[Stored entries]
╔══
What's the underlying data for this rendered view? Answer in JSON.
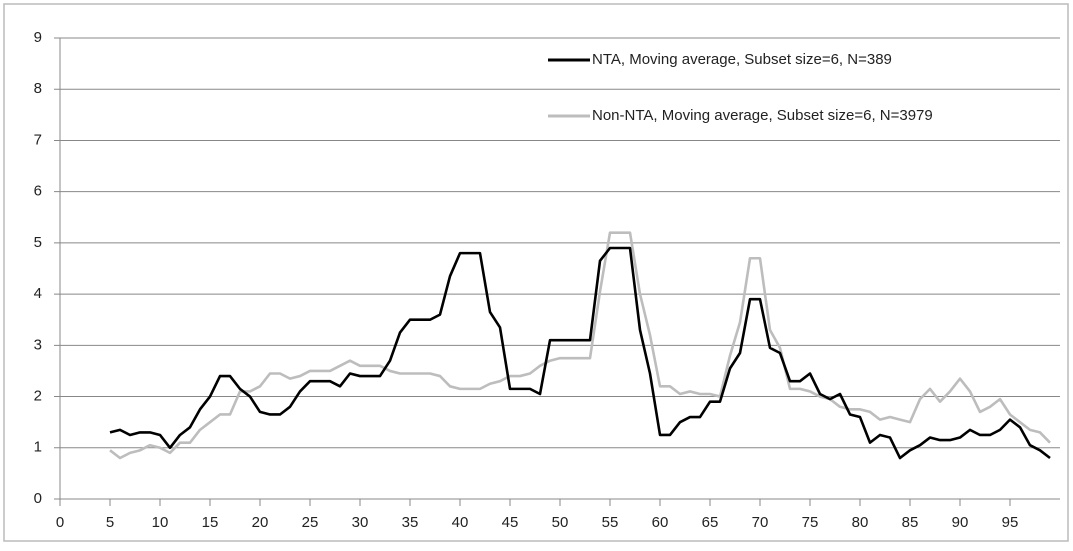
{
  "chart_data": {
    "type": "line",
    "x": [
      5,
      6,
      7,
      8,
      9,
      10,
      11,
      12,
      13,
      14,
      15,
      16,
      17,
      18,
      19,
      20,
      21,
      22,
      23,
      24,
      25,
      26,
      27,
      28,
      29,
      30,
      31,
      32,
      33,
      34,
      35,
      36,
      37,
      38,
      39,
      40,
      41,
      42,
      43,
      44,
      45,
      46,
      47,
      48,
      49,
      50,
      51,
      52,
      53,
      54,
      55,
      56,
      57,
      58,
      59,
      60,
      61,
      62,
      63,
      64,
      65,
      66,
      67,
      68,
      69,
      70,
      71,
      72,
      73,
      74,
      75,
      76,
      77,
      78,
      79,
      80,
      81,
      82,
      83,
      84,
      85,
      86,
      87,
      88,
      89,
      90,
      91,
      92,
      93,
      94,
      95,
      96,
      97,
      98,
      99
    ],
    "series": [
      {
        "name": "NTA, Moving average, Subset size=6, N=389",
        "color": "#000000",
        "values": [
          1.3,
          1.35,
          1.25,
          1.3,
          1.3,
          1.25,
          1.0,
          1.25,
          1.4,
          1.75,
          2.0,
          2.4,
          2.4,
          2.15,
          2.0,
          1.7,
          1.65,
          1.65,
          1.8,
          2.1,
          2.3,
          2.3,
          2.3,
          2.2,
          2.45,
          2.4,
          2.4,
          2.4,
          2.7,
          3.25,
          3.5,
          3.5,
          3.5,
          3.6,
          4.35,
          4.8,
          4.8,
          4.8,
          3.65,
          3.35,
          2.15,
          2.15,
          2.15,
          2.05,
          3.1,
          3.1,
          3.1,
          3.1,
          3.1,
          4.65,
          4.9,
          4.9,
          4.9,
          3.3,
          2.45,
          1.25,
          1.25,
          1.5,
          1.6,
          1.6,
          1.9,
          1.9,
          2.55,
          2.85,
          3.9,
          3.9,
          2.95,
          2.85,
          2.3,
          2.3,
          2.45,
          2.05,
          1.95,
          2.05,
          1.65,
          1.6,
          1.1,
          1.25,
          1.2,
          0.8,
          0.95,
          1.05,
          1.2,
          1.15,
          1.15,
          1.2,
          1.35,
          1.25,
          1.25,
          1.35,
          1.55,
          1.4,
          1.05,
          0.95,
          0.8
        ]
      },
      {
        "name": "Non-NTA, Moving average, Subset size=6, N=3979",
        "color": "#bdbdbd",
        "values": [
          0.95,
          0.8,
          0.9,
          0.95,
          1.05,
          1.0,
          0.9,
          1.1,
          1.1,
          1.35,
          1.5,
          1.65,
          1.65,
          2.1,
          2.1,
          2.2,
          2.45,
          2.45,
          2.35,
          2.4,
          2.5,
          2.5,
          2.5,
          2.6,
          2.7,
          2.6,
          2.6,
          2.6,
          2.5,
          2.45,
          2.45,
          2.45,
          2.45,
          2.4,
          2.2,
          2.15,
          2.15,
          2.15,
          2.25,
          2.3,
          2.4,
          2.4,
          2.45,
          2.6,
          2.7,
          2.75,
          2.75,
          2.75,
          2.75,
          4.05,
          5.2,
          5.2,
          5.2,
          4.0,
          3.2,
          2.2,
          2.2,
          2.05,
          2.1,
          2.05,
          2.05,
          2.0,
          2.8,
          3.45,
          4.7,
          4.7,
          3.3,
          2.95,
          2.15,
          2.15,
          2.1,
          2.0,
          1.95,
          1.8,
          1.75,
          1.75,
          1.7,
          1.55,
          1.6,
          1.55,
          1.5,
          1.95,
          2.15,
          1.9,
          2.1,
          2.35,
          2.1,
          1.7,
          1.8,
          1.95,
          1.65,
          1.5,
          1.35,
          1.3,
          1.1
        ]
      }
    ],
    "xlim": [
      0,
      100
    ],
    "xticks": [
      0,
      5,
      10,
      15,
      20,
      25,
      30,
      35,
      40,
      45,
      50,
      55,
      60,
      65,
      70,
      75,
      80,
      85,
      90,
      95
    ],
    "ylim": [
      0,
      9
    ],
    "yticks": [
      0,
      1,
      2,
      3,
      4,
      5,
      6,
      7,
      8,
      9
    ],
    "grid": true,
    "legend": "top-right"
  }
}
╚══
What is being asked
Copy the material shown above in full and exactly. Skip the pictures.

Answer to the task
What's the underlying data for this rendered view? Answer in JSON.
{
  "chart_data": {
    "type": "line",
    "x": [
      5,
      6,
      7,
      8,
      9,
      10,
      11,
      12,
      13,
      14,
      15,
      16,
      17,
      18,
      19,
      20,
      21,
      22,
      23,
      24,
      25,
      26,
      27,
      28,
      29,
      30,
      31,
      32,
      33,
      34,
      35,
      36,
      37,
      38,
      39,
      40,
      41,
      42,
      43,
      44,
      45,
      46,
      47,
      48,
      49,
      50,
      51,
      52,
      53,
      54,
      55,
      56,
      57,
      58,
      59,
      60,
      61,
      62,
      63,
      64,
      65,
      66,
      67,
      68,
      69,
      70,
      71,
      72,
      73,
      74,
      75,
      76,
      77,
      78,
      79,
      80,
      81,
      82,
      83,
      84,
      85,
      86,
      87,
      88,
      89,
      90,
      91,
      92,
      93,
      94,
      95,
      96,
      97,
      98,
      99
    ],
    "series": [
      {
        "name": "NTA, Moving average, Subset size=6, N=389",
        "color": "#000000",
        "values": [
          1.3,
          1.35,
          1.25,
          1.3,
          1.3,
          1.25,
          1.0,
          1.25,
          1.4,
          1.75,
          2.0,
          2.4,
          2.4,
          2.15,
          2.0,
          1.7,
          1.65,
          1.65,
          1.8,
          2.1,
          2.3,
          2.3,
          2.3,
          2.2,
          2.45,
          2.4,
          2.4,
          2.4,
          2.7,
          3.25,
          3.5,
          3.5,
          3.5,
          3.6,
          4.35,
          4.8,
          4.8,
          4.8,
          3.65,
          3.35,
          2.15,
          2.15,
          2.15,
          2.05,
          3.1,
          3.1,
          3.1,
          3.1,
          3.1,
          4.65,
          4.9,
          4.9,
          4.9,
          3.3,
          2.45,
          1.25,
          1.25,
          1.5,
          1.6,
          1.6,
          1.9,
          1.9,
          2.55,
          2.85,
          3.9,
          3.9,
          2.95,
          2.85,
          2.3,
          2.3,
          2.45,
          2.05,
          1.95,
          2.05,
          1.65,
          1.6,
          1.1,
          1.25,
          1.2,
          0.8,
          0.95,
          1.05,
          1.2,
          1.15,
          1.15,
          1.2,
          1.35,
          1.25,
          1.25,
          1.35,
          1.55,
          1.4,
          1.05,
          0.95,
          0.8
        ]
      },
      {
        "name": "Non-NTA, Moving average, Subset size=6, N=3979",
        "color": "#bdbdbd",
        "values": [
          0.95,
          0.8,
          0.9,
          0.95,
          1.05,
          1.0,
          0.9,
          1.1,
          1.1,
          1.35,
          1.5,
          1.65,
          1.65,
          2.1,
          2.1,
          2.2,
          2.45,
          2.45,
          2.35,
          2.4,
          2.5,
          2.5,
          2.5,
          2.6,
          2.7,
          2.6,
          2.6,
          2.6,
          2.5,
          2.45,
          2.45,
          2.45,
          2.45,
          2.4,
          2.2,
          2.15,
          2.15,
          2.15,
          2.25,
          2.3,
          2.4,
          2.4,
          2.45,
          2.6,
          2.7,
          2.75,
          2.75,
          2.75,
          2.75,
          4.05,
          5.2,
          5.2,
          5.2,
          4.0,
          3.2,
          2.2,
          2.2,
          2.05,
          2.1,
          2.05,
          2.05,
          2.0,
          2.8,
          3.45,
          4.7,
          4.7,
          3.3,
          2.95,
          2.15,
          2.15,
          2.1,
          2.0,
          1.95,
          1.8,
          1.75,
          1.75,
          1.7,
          1.55,
          1.6,
          1.55,
          1.5,
          1.95,
          2.15,
          1.9,
          2.1,
          2.35,
          2.1,
          1.7,
          1.8,
          1.95,
          1.65,
          1.5,
          1.35,
          1.3,
          1.1
        ]
      }
    ],
    "xlim": [
      0,
      100
    ],
    "xticks": [
      0,
      5,
      10,
      15,
      20,
      25,
      30,
      35,
      40,
      45,
      50,
      55,
      60,
      65,
      70,
      75,
      80,
      85,
      90,
      95
    ],
    "ylim": [
      0,
      9
    ],
    "yticks": [
      0,
      1,
      2,
      3,
      4,
      5,
      6,
      7,
      8,
      9
    ],
    "grid": true,
    "legend": "top-right"
  }
}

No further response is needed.